Stored data:
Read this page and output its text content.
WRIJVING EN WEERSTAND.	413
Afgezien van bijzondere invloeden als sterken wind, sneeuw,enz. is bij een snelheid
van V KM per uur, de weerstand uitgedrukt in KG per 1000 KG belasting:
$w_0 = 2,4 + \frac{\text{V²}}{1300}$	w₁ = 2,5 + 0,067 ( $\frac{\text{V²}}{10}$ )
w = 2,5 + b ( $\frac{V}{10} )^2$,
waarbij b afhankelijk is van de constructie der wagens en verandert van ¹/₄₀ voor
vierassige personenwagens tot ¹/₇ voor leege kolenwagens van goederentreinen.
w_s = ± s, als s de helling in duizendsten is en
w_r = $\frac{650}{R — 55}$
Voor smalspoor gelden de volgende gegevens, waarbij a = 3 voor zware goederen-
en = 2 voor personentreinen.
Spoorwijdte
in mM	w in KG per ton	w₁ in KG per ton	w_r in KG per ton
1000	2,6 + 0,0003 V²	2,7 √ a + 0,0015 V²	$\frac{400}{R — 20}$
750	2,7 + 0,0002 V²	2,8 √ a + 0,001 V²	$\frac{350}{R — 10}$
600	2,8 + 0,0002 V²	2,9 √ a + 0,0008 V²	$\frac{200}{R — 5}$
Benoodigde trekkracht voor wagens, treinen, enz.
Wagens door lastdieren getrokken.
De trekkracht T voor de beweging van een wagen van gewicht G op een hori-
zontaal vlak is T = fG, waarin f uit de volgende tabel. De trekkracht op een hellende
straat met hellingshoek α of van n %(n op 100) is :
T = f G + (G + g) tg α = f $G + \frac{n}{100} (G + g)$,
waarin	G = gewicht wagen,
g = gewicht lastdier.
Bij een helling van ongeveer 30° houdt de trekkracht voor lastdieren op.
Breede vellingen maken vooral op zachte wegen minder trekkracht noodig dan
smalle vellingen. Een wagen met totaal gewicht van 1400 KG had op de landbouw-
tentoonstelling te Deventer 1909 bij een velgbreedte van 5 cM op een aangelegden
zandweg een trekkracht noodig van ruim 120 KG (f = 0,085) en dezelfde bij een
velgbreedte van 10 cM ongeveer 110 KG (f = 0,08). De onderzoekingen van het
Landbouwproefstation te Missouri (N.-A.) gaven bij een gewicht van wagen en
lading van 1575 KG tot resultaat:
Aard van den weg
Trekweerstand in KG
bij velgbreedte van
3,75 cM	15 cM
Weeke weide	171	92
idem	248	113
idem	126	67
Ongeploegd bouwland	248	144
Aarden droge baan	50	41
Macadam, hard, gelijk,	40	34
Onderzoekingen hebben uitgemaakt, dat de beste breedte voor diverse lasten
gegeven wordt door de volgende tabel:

Task prompt: Only the number is wanted: how many lines of these entries contain the string "ongeveer"?

Solution to this exercise: 2